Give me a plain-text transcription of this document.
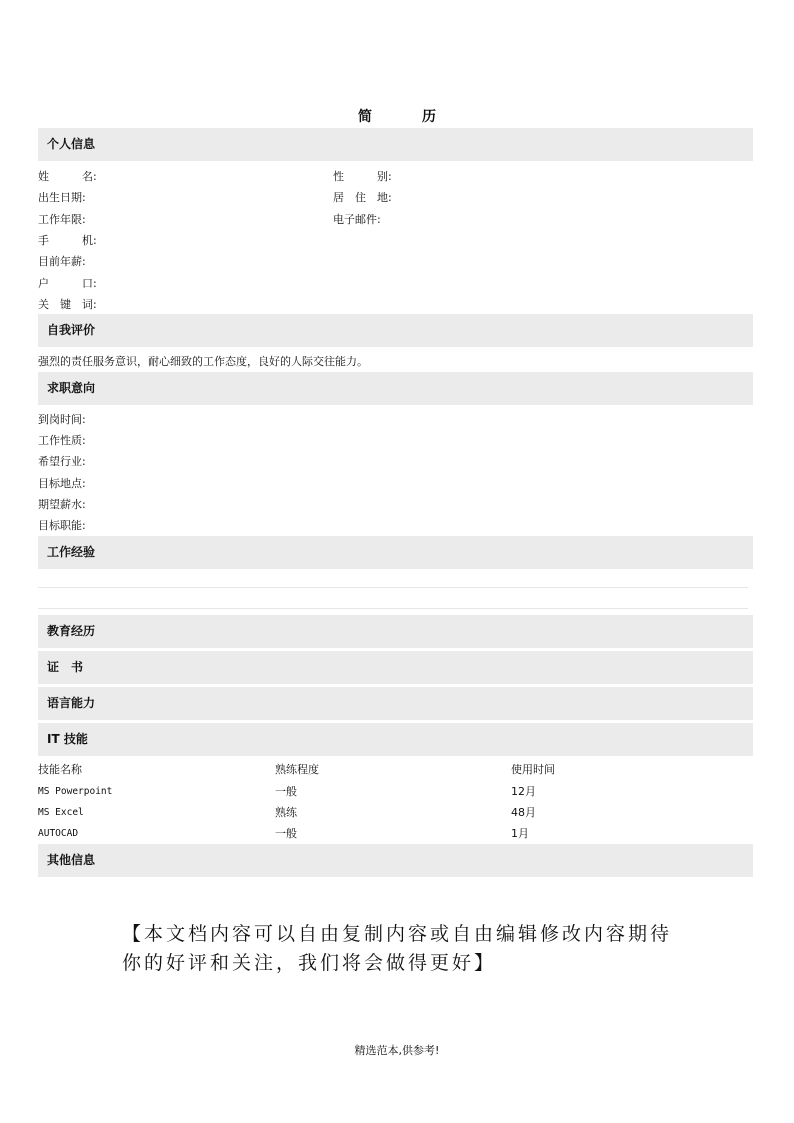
简　历
个人信息
姓　　　名:	性　　　别:
出生日期:	居　住　地:
工作年限:	电子邮件:
手　　　机:
目前年薪:
户　　　口:
关　键　词:
自我评价
强烈的责任服务意识，耐心细致的工作态度，良好的人际交往能力。
求职意向
到岗时间:
工作性质:
希望行业:
目标地点:
期望薪水:
目标职能:
工作经验
教育经历
证　书
语言能力
IT 技能
技能名称	熟练程度	使用时间
MS Powerpoint	一般	12月
MS Excel	熟练	48月
AUTOCAD	一般	1月
其他信息
【本文档内容可以自由复制内容或自由编辑修改内容期待
你的好评和关注，我们将会做得更好】
精选范本,供参考!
================================
▶ **Requirement**:
From the records given above, reproduce all text exactly and exclude each picture.

▶ **Answer below**:
Give me a plain-text transcription of this document.
简　历
个人信息
姓　　　名:	性　　　别:
出生日期:	居　住　地:
工作年限:	电子邮件:
手　　　机:
目前年薪:
户　　　口:
关　键　词:
自我评价
强烈的责任服务意识，耐心细致的工作态度，良好的人际交往能力。
求职意向
到岗时间:
工作性质:
希望行业:
目标地点:
期望薪水:
目标职能:
工作经验
教育经历
证　书
语言能力
IT 技能
技能名称	熟练程度	使用时间
MS Powerpoint	一般	12月
MS Excel	熟练	48月
AUTOCAD	一般	1月
其他信息
【本文档内容可以自由复制内容或自由编辑修改内容期待
你的好评和关注，我们将会做得更好】
精选范本,供参考!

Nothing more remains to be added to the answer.